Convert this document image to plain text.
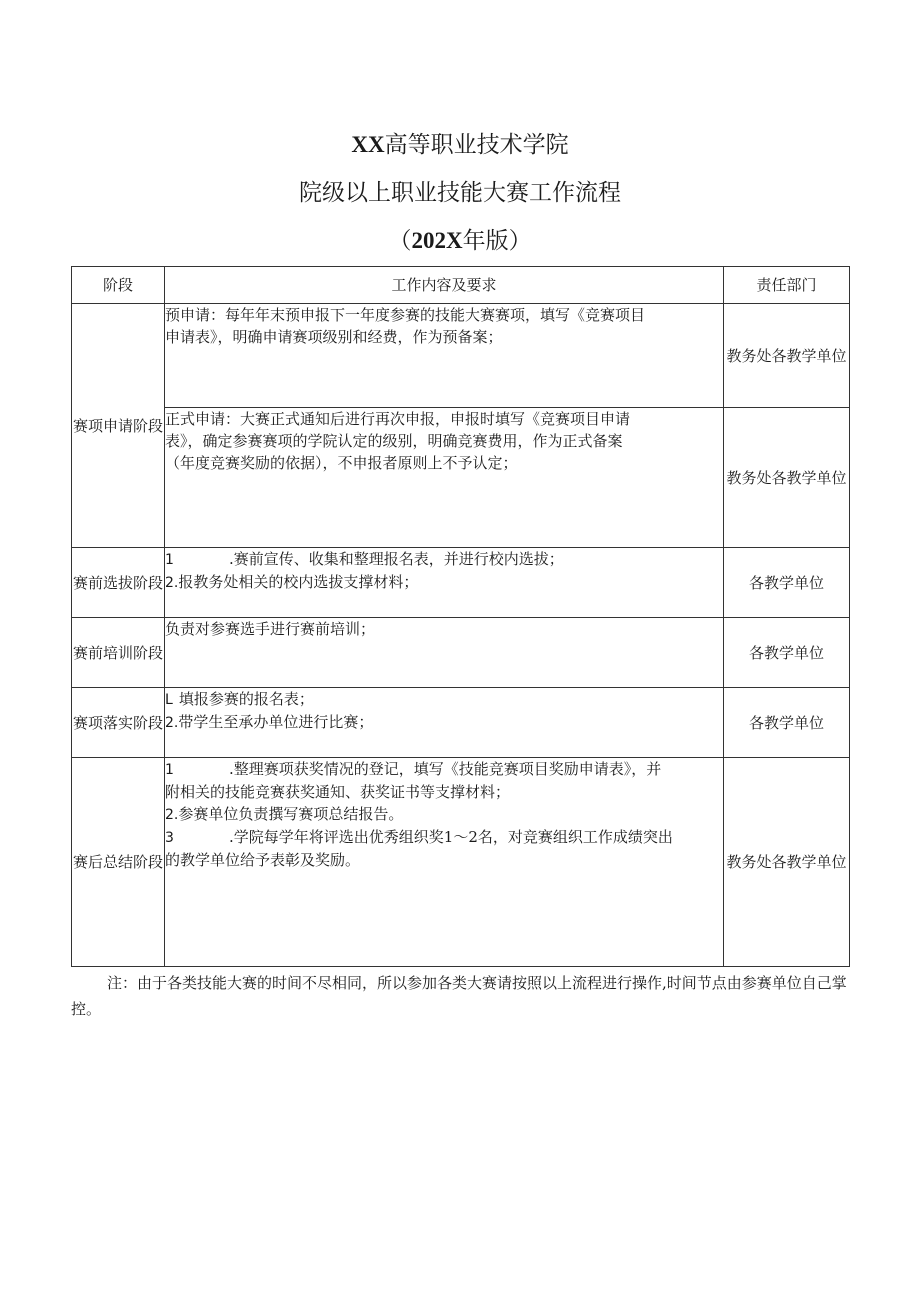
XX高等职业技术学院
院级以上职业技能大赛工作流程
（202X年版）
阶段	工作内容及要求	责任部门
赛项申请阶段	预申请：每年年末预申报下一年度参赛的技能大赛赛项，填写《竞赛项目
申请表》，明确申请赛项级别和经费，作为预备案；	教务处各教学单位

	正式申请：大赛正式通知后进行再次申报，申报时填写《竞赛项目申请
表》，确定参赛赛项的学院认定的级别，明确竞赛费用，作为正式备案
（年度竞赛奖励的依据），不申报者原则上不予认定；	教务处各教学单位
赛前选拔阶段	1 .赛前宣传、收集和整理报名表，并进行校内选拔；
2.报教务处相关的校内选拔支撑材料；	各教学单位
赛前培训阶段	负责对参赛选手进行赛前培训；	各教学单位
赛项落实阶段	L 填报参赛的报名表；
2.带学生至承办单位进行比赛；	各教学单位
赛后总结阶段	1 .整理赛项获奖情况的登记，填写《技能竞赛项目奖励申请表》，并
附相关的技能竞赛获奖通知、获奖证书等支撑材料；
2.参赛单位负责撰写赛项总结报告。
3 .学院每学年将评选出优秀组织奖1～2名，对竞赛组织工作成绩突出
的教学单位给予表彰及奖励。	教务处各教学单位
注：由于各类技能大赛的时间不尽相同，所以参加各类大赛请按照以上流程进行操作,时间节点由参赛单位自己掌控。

=====

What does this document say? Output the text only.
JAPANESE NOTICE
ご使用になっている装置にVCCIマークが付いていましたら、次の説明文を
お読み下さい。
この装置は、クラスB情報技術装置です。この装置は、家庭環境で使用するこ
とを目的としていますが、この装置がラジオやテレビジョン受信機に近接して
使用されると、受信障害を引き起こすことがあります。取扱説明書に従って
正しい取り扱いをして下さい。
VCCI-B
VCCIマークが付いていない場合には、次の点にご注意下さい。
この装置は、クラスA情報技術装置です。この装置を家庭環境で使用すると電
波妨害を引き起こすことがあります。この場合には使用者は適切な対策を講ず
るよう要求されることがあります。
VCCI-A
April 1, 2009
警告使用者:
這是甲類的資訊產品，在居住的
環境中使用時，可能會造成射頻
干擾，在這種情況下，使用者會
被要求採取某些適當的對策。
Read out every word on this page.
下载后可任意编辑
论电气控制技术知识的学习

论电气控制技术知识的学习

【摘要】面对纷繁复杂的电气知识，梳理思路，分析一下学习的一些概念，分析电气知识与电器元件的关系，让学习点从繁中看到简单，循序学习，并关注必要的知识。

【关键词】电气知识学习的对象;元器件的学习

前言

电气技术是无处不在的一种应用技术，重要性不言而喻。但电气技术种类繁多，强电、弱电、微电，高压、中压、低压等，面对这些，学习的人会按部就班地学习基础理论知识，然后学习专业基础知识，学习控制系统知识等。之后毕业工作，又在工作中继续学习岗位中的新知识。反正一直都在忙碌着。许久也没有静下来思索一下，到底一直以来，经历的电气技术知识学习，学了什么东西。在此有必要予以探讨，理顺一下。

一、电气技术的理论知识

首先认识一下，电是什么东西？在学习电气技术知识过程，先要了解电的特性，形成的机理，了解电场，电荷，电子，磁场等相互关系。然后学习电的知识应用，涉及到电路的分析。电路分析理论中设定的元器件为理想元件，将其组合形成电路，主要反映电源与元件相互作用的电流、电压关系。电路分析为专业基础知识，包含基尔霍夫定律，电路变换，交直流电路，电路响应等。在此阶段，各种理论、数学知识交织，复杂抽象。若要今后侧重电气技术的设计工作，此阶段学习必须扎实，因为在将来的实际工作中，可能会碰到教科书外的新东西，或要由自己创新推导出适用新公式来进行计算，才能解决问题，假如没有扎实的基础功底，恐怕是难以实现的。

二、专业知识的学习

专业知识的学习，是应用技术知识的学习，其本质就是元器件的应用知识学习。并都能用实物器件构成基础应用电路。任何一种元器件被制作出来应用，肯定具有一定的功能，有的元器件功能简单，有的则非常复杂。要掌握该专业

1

=====

Problem requirements: Collect the complete line wherever the string "この装置は" appears in the records.

Exercise answer:
この装置は、クラスB情報技術装置です。この装置は、家庭環境で使用するこ
この装置は、クラスA情報技術装置です。この装置を家庭環境で使用すると電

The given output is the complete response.